## Begin
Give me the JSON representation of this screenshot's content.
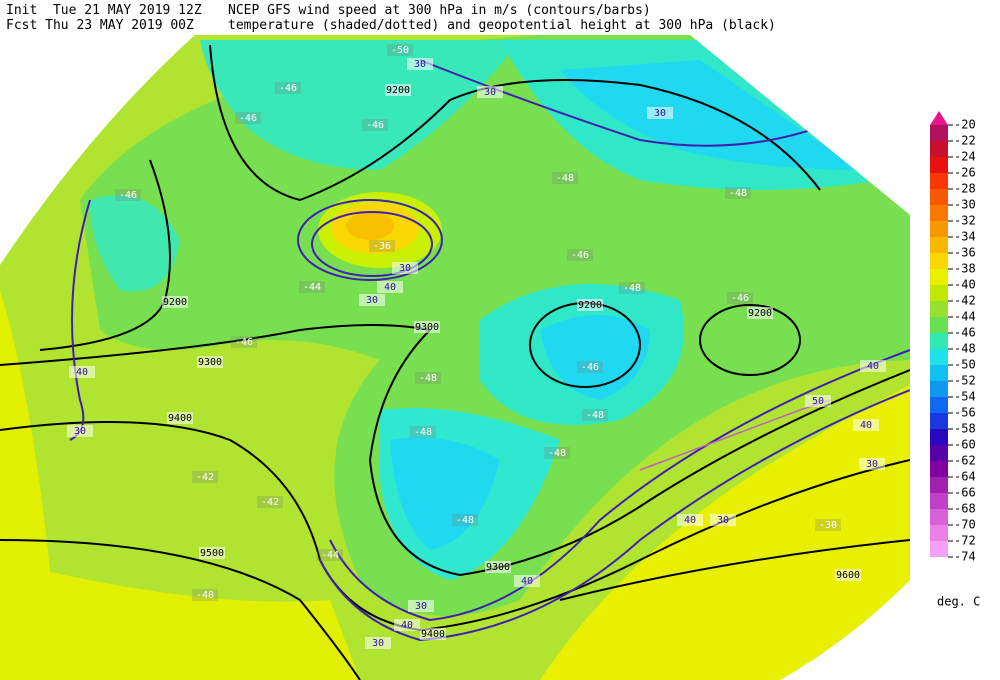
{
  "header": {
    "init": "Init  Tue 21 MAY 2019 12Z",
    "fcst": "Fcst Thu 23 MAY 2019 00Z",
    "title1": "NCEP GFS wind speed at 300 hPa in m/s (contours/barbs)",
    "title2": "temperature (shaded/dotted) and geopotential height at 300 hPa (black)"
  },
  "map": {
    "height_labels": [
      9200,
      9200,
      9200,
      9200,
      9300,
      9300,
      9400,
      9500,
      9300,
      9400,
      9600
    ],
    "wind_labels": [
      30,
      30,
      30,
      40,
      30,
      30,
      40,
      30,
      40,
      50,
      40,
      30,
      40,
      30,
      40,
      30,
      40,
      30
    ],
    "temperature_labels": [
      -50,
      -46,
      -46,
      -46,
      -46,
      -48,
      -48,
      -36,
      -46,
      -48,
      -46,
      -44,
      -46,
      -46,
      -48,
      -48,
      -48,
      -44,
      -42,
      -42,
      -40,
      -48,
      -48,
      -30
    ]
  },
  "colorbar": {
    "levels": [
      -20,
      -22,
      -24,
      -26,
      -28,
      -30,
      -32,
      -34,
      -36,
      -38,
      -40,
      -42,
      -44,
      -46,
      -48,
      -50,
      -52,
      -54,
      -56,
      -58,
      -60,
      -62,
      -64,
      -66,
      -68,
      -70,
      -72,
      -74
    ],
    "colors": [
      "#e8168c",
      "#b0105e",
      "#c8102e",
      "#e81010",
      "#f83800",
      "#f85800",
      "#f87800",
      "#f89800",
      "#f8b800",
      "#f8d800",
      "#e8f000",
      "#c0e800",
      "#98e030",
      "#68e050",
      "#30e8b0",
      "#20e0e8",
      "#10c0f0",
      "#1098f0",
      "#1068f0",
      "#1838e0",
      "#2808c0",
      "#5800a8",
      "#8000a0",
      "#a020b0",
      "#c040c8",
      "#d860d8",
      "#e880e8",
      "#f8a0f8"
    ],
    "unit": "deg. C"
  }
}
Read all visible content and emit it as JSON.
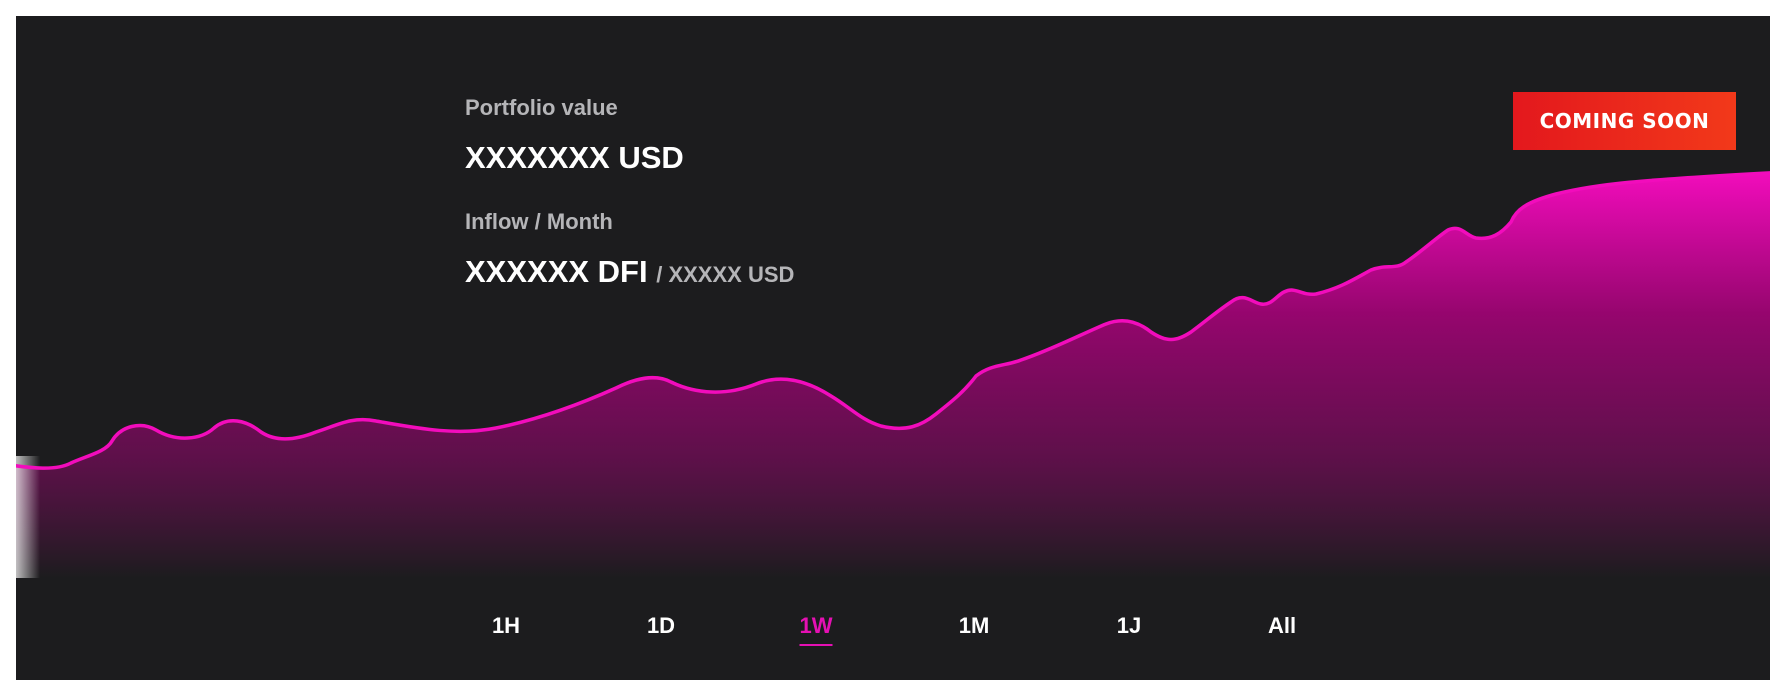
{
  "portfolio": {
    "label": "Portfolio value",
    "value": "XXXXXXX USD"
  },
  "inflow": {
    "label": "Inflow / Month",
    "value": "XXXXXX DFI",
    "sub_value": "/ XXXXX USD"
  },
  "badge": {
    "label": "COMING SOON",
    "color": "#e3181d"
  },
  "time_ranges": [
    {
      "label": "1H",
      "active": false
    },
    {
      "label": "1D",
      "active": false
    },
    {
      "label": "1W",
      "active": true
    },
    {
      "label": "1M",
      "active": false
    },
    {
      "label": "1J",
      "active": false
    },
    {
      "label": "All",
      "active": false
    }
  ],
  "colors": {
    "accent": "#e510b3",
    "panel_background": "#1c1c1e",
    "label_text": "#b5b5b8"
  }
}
## End
**Challenge:** Output all of the entries verbatim, leaving out any images.

**Written response:**
Give me the JSON representation of this screenshot's content.
{
  "header": {
    "init": "Init  Tue 21 MAY 2019 12Z",
    "fcst": "Fcst Thu 23 MAY 2019 00Z",
    "title1": "NCEP GFS wind speed at 300 hPa in m/s (contours/barbs)",
    "title2": "temperature (shaded/dotted) and geopotential height at 300 hPa (black)"
  },
  "map": {
    "height_labels": [
      9200,
      9200,
      9200,
      9200,
      9300,
      9300,
      9400,
      9500,
      9300,
      9400,
      9600
    ],
    "wind_labels": [
      30,
      30,
      30,
      40,
      30,
      30,
      40,
      30,
      40,
      50,
      40,
      30,
      40,
      30,
      40,
      30,
      40,
      30
    ],
    "temperature_labels": [
      -50,
      -46,
      -46,
      -46,
      -46,
      -48,
      -48,
      -36,
      -46,
      -48,
      -46,
      -44,
      -46,
      -46,
      -48,
      -48,
      -48,
      -44,
      -42,
      -42,
      -40,
      -48,
      -48,
      -30
    ]
  },
  "colorbar": {
    "levels": [
      -20,
      -22,
      -24,
      -26,
      -28,
      -30,
      -32,
      -34,
      -36,
      -38,
      -40,
      -42,
      -44,
      -46,
      -48,
      -50,
      -52,
      -54,
      -56,
      -58,
      -60,
      -62,
      -64,
      -66,
      -68,
      -70,
      -72,
      -74
    ],
    "colors": [
      "#e8168c",
      "#b0105e",
      "#c8102e",
      "#e81010",
      "#f83800",
      "#f85800",
      "#f87800",
      "#f89800",
      "#f8b800",
      "#f8d800",
      "#e8f000",
      "#c0e800",
      "#98e030",
      "#68e050",
      "#30e8b0",
      "#20e0e8",
      "#10c0f0",
      "#1098f0",
      "#1068f0",
      "#1838e0",
      "#2808c0",
      "#5800a8",
      "#8000a0",
      "#a020b0",
      "#c040c8",
      "#d860d8",
      "#e880e8",
      "#f8a0f8"
    ],
    "unit": "deg. C"
  }
}
Read all visible content and emit it as JSON.
{
  "portfolio": {
    "label": "Portfolio value",
    "value": "XXXXXXX USD"
  },
  "inflow": {
    "label": "Inflow / Month",
    "value": "XXXXXX DFI",
    "sub_value": "/ XXXXX USD"
  },
  "badge": {
    "label": "COMING SOON",
    "color": "#e3181d"
  },
  "time_ranges": [
    {
      "label": "1H",
      "active": false
    },
    {
      "label": "1D",
      "active": false
    },
    {
      "label": "1W",
      "active": true
    },
    {
      "label": "1M",
      "active": false
    },
    {
      "label": "1J",
      "active": false
    },
    {
      "label": "All",
      "active": false
    }
  ],
  "colors": {
    "accent": "#e510b3",
    "panel_background": "#1c1c1e",
    "label_text": "#b5b5b8"
  }
}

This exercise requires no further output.